Leaving every picture out, repeat all of the entries below exactly.

*** Information shown Section Begins ***

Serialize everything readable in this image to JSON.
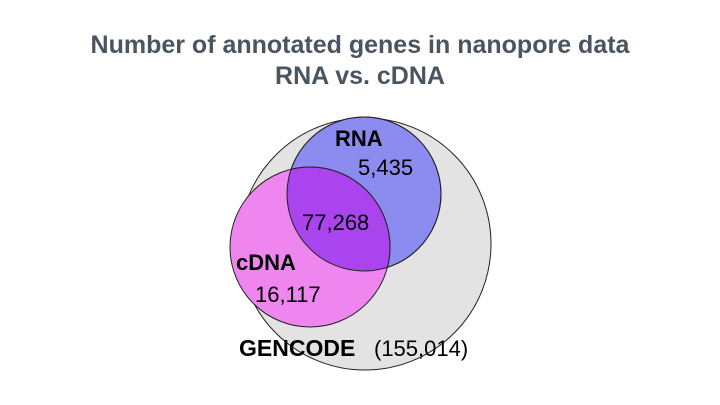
{
  "title": {
    "line1": "Number of annotated genes in nanopore data",
    "line2": "RNA vs. cDNA"
  },
  "sets": {
    "gencode": {
      "label": "GENCODE",
      "count": "(155,014)",
      "color": "#e3e3e3"
    },
    "rna": {
      "label": "RNA",
      "only_count": "5,435",
      "color": "#8b8bf0"
    },
    "cdna": {
      "label": "cDNA",
      "only_count": "16,117",
      "color": "#ef86ef"
    },
    "overlap": {
      "count": "77,268",
      "color": "#aa44ee"
    }
  }
}
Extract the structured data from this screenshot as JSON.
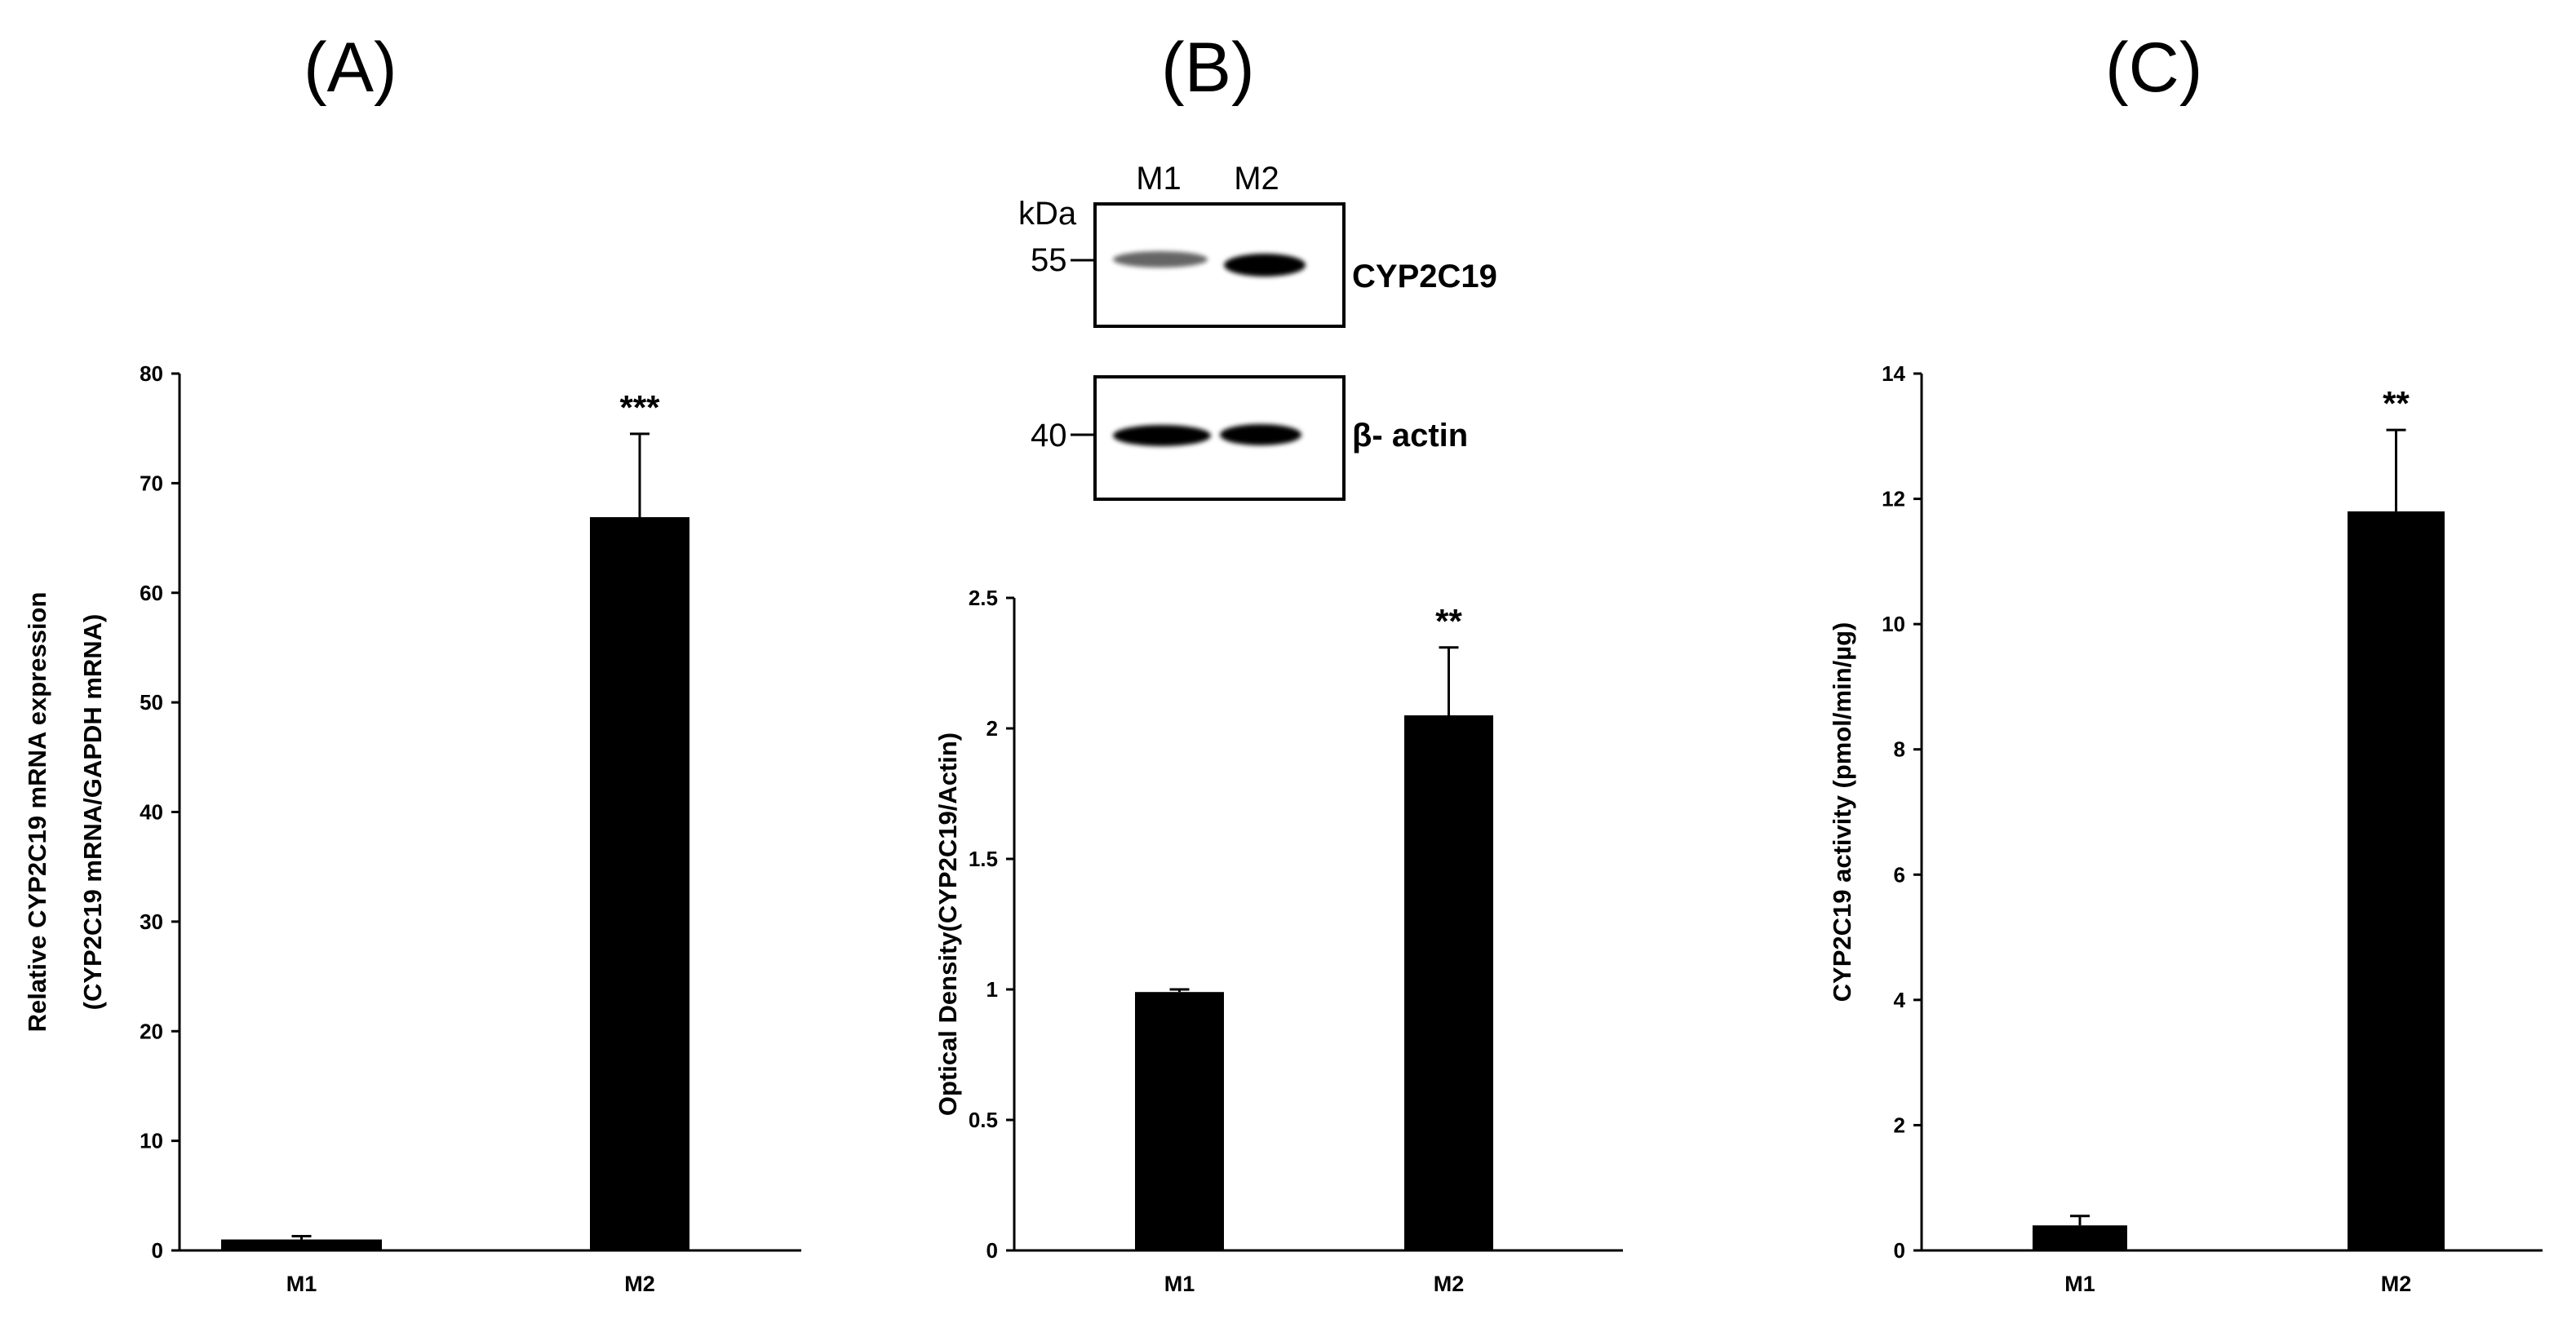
{
  "panels": {
    "A": {
      "letter": "(A)"
    },
    "B": {
      "letter": "(B)"
    },
    "C": {
      "letter": "(C)"
    }
  },
  "blot": {
    "lane_labels": [
      "M1",
      "M2"
    ],
    "unit": "kDa",
    "top": {
      "marker": "55",
      "protein": "CYP2C19",
      "band_intensity": [
        0.6,
        1.0
      ]
    },
    "bottom": {
      "marker": "40",
      "protein": "β- actin",
      "band_intensity": [
        1.0,
        1.0
      ]
    }
  },
  "chart_data": [
    {
      "id": "A",
      "type": "bar",
      "categories": [
        "M1",
        "M2"
      ],
      "values": [
        1.0,
        66.9
      ],
      "error": [
        0.3,
        7.6
      ],
      "significance": [
        "",
        "***"
      ],
      "ylabel": [
        "Relative CYP2C19 mRNA expression",
        "(CYP2C19 mRNA/GAPDH mRNA)"
      ],
      "ylim": [
        0,
        80
      ],
      "yticks": [
        0,
        10,
        20,
        30,
        40,
        50,
        60,
        70,
        80
      ],
      "color": "#000000"
    },
    {
      "id": "B",
      "type": "bar",
      "categories": [
        "M1",
        "M2"
      ],
      "values": [
        0.99,
        2.05
      ],
      "error": [
        0.01,
        0.26
      ],
      "significance": [
        "",
        "**"
      ],
      "ylabel": [
        "Optical Density(CYP2C19/Actin)"
      ],
      "ylim": [
        0,
        2.5
      ],
      "yticks": [
        0,
        0.5,
        1,
        1.5,
        2,
        2.5
      ],
      "color": "#000000"
    },
    {
      "id": "C",
      "type": "bar",
      "categories": [
        "M1",
        "M2"
      ],
      "values": [
        0.4,
        11.8
      ],
      "error": [
        0.15,
        1.3
      ],
      "significance": [
        "",
        "**"
      ],
      "ylabel": [
        "CYP2C19 activity (pmol/min/µg)"
      ],
      "ylim": [
        0,
        14
      ],
      "yticks": [
        0,
        2,
        4,
        6,
        8,
        10,
        12,
        14
      ],
      "color": "#000000"
    }
  ]
}
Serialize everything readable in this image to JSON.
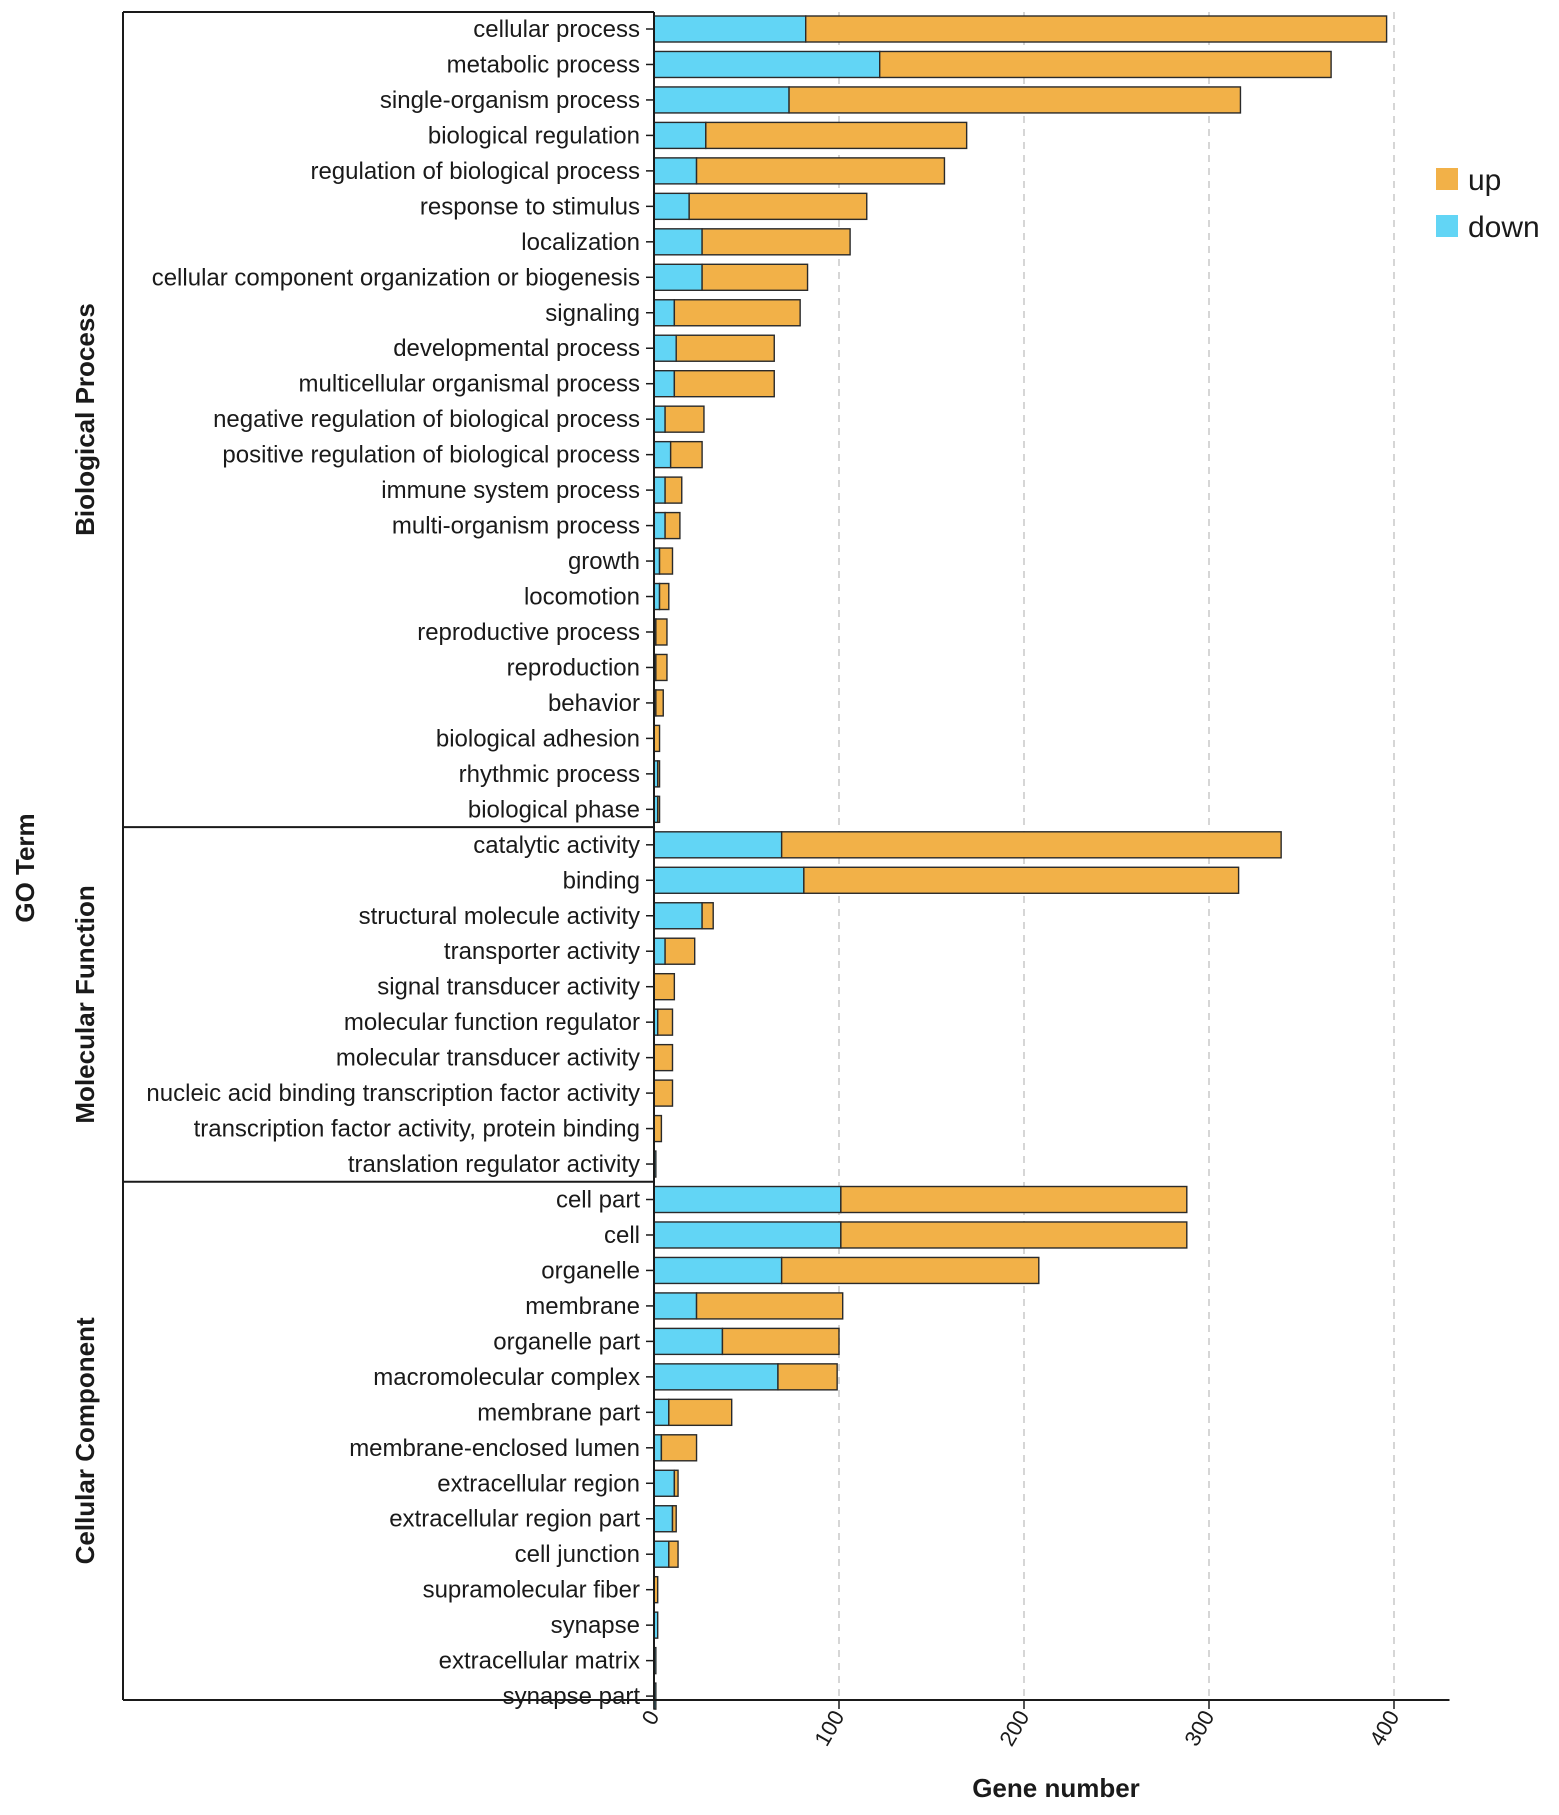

*** Information shown Section Ends ***

Result for this task |
Serialize everything readable in this image to JSON.
{
  "title": {
    "line1": "Number of annotated genes in nanopore data",
    "line2": "RNA vs. cDNA"
  },
  "sets": {
    "gencode": {
      "label": "GENCODE",
      "count": "(155,014)",
      "color": "#e3e3e3"
    },
    "rna": {
      "label": "RNA",
      "only_count": "5,435",
      "color": "#8b8bf0"
    },
    "cdna": {
      "label": "cDNA",
      "only_count": "16,117",
      "color": "#ef86ef"
    },
    "overlap": {
      "count": "77,268",
      "color": "#aa44ee"
    }
  }
}
Extract the structured data from this screenshot as JSON.
{
  "panels": {
    "A": {
      "letter": "(A)"
    },
    "B": {
      "letter": "(B)"
    },
    "C": {
      "letter": "(C)"
    }
  },
  "blot": {
    "lane_labels": [
      "M1",
      "M2"
    ],
    "unit": "kDa",
    "top": {
      "marker": "55",
      "protein": "CYP2C19",
      "band_intensity": [
        0.6,
        1.0
      ]
    },
    "bottom": {
      "marker": "40",
      "protein": "β- actin",
      "band_intensity": [
        1.0,
        1.0
      ]
    }
  },
  "chart_data": [
    {
      "id": "A",
      "type": "bar",
      "categories": [
        "M1",
        "M2"
      ],
      "values": [
        1.0,
        66.9
      ],
      "error": [
        0.3,
        7.6
      ],
      "significance": [
        "",
        "***"
      ],
      "ylabel": [
        "Relative CYP2C19 mRNA expression",
        "(CYP2C19 mRNA/GAPDH mRNA)"
      ],
      "ylim": [
        0,
        80
      ],
      "yticks": [
        0,
        10,
        20,
        30,
        40,
        50,
        60,
        70,
        80
      ],
      "color": "#000000"
    },
    {
      "id": "B",
      "type": "bar",
      "categories": [
        "M1",
        "M2"
      ],
      "values": [
        0.99,
        2.05
      ],
      "error": [
        0.01,
        0.26
      ],
      "significance": [
        "",
        "**"
      ],
      "ylabel": [
        "Optical Density(CYP2C19/Actin)"
      ],
      "ylim": [
        0,
        2.5
      ],
      "yticks": [
        0,
        0.5,
        1,
        1.5,
        2,
        2.5
      ],
      "color": "#000000"
    },
    {
      "id": "C",
      "type": "bar",
      "categories": [
        "M1",
        "M2"
      ],
      "values": [
        0.4,
        11.8
      ],
      "error": [
        0.15,
        1.3
      ],
      "significance": [
        "",
        "**"
      ],
      "ylabel": [
        "CYP2C19 activity (pmol/min/µg)"
      ],
      "ylim": [
        0,
        14
      ],
      "yticks": [
        0,
        2,
        4,
        6,
        8,
        10,
        12,
        14
      ],
      "color": "#000000"
    }
  ]
}
Serialize everything readable in this image to JSON.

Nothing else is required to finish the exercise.